#### Records from a collection of figures
___

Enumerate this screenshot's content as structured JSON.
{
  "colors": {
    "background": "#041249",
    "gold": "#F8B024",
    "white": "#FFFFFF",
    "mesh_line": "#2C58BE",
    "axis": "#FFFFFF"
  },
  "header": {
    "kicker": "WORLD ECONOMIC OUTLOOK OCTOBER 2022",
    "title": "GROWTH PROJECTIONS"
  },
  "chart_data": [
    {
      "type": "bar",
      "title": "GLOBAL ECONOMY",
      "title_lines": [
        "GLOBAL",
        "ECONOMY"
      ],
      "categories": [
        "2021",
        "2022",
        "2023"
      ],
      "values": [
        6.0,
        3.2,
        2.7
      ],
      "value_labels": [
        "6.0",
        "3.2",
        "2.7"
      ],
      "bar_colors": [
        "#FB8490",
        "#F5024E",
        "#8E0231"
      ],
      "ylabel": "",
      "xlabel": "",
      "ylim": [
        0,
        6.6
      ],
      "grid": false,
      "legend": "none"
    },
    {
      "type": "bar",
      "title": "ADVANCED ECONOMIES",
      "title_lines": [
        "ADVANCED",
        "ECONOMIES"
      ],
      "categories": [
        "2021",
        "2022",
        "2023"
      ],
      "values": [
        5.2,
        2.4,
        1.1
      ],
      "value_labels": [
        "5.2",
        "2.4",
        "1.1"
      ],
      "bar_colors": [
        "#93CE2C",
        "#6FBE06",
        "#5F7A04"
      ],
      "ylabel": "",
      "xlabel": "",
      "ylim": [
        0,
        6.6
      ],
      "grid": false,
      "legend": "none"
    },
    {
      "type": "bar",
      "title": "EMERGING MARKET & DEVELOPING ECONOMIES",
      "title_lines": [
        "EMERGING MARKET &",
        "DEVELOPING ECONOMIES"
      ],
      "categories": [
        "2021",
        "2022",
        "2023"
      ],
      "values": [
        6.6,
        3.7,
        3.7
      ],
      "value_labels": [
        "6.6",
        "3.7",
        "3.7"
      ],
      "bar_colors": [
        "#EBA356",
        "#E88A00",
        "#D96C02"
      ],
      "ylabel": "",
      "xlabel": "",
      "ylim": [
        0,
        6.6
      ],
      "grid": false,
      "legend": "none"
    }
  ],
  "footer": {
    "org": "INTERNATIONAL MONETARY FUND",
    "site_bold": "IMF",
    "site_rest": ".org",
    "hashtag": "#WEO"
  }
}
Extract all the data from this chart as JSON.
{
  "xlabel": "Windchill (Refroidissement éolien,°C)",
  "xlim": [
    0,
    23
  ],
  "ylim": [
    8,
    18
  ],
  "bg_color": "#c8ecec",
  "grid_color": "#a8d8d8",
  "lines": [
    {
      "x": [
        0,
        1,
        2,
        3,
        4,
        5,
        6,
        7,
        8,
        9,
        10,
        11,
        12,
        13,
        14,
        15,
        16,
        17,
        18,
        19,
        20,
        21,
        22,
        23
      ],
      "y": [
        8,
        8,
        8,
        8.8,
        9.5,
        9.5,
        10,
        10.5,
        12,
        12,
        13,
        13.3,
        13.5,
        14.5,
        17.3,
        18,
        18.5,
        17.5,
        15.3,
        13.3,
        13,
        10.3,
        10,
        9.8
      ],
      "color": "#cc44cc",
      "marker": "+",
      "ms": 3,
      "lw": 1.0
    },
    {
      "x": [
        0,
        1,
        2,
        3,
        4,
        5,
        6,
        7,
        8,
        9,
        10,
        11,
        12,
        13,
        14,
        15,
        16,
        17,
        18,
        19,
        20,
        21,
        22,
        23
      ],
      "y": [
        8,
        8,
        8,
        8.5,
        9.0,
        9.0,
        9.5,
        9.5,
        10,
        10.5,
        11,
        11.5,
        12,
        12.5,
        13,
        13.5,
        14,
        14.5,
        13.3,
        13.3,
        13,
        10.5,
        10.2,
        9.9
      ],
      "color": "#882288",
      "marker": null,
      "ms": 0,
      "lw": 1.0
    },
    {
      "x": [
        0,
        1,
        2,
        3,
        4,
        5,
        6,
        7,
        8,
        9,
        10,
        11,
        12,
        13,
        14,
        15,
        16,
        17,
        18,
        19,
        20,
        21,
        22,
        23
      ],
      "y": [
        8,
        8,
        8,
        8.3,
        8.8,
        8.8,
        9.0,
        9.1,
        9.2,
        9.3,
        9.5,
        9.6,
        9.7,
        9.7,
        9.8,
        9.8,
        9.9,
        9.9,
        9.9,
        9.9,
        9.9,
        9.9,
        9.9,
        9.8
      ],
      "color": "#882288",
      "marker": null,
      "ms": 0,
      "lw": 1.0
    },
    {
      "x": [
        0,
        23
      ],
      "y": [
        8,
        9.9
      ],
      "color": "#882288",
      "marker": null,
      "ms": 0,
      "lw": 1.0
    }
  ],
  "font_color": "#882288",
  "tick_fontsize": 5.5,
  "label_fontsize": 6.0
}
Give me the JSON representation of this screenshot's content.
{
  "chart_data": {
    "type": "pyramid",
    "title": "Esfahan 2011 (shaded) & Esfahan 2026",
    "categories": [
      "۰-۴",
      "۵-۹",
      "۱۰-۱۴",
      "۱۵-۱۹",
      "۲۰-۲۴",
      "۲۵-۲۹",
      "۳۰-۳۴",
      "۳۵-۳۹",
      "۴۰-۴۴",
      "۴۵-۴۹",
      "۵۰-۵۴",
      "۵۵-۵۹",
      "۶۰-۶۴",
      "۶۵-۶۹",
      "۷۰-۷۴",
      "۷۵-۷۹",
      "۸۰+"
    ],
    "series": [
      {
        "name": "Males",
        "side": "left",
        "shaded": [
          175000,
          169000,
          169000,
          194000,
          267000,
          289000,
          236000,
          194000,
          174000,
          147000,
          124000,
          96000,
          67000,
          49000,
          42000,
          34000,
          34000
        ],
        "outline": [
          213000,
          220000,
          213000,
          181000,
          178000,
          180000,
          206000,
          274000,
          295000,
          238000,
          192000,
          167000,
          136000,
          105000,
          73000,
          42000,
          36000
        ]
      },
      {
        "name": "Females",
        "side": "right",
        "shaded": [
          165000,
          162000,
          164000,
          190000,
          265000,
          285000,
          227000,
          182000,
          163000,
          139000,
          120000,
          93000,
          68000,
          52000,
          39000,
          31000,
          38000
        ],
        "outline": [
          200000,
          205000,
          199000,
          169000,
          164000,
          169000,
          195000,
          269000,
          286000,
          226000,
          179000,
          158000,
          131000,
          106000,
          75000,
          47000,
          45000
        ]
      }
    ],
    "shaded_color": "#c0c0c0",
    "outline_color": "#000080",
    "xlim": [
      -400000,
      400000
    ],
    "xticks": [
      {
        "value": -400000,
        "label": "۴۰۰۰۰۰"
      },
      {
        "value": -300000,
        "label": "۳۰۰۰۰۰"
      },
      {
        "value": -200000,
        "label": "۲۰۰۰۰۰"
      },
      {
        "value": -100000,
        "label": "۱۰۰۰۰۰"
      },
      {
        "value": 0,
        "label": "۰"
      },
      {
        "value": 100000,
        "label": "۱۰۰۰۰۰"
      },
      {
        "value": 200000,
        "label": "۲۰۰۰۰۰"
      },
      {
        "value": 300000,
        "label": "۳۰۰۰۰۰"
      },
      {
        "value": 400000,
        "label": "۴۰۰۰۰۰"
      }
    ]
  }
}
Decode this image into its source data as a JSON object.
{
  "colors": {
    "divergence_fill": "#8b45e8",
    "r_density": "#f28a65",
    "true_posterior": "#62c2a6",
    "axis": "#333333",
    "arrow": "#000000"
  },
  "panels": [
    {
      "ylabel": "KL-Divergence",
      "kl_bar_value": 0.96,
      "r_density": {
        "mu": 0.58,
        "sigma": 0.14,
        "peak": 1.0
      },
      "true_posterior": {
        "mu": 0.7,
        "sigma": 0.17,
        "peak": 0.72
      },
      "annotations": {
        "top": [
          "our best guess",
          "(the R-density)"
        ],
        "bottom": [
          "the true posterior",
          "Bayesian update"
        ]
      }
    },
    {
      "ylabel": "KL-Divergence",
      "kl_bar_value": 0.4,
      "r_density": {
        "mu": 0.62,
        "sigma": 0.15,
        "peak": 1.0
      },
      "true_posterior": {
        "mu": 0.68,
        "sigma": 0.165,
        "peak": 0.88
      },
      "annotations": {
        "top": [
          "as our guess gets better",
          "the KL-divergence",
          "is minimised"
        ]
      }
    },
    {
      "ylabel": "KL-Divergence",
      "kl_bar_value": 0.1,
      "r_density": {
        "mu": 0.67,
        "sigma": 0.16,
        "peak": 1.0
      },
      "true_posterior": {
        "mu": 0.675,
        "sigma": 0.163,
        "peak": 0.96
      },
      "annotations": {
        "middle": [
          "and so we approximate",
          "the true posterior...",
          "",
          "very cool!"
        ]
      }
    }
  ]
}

___

#### Direction
Give the count of lines holding the word "content" and nothing more.

#### Response to the exercise
2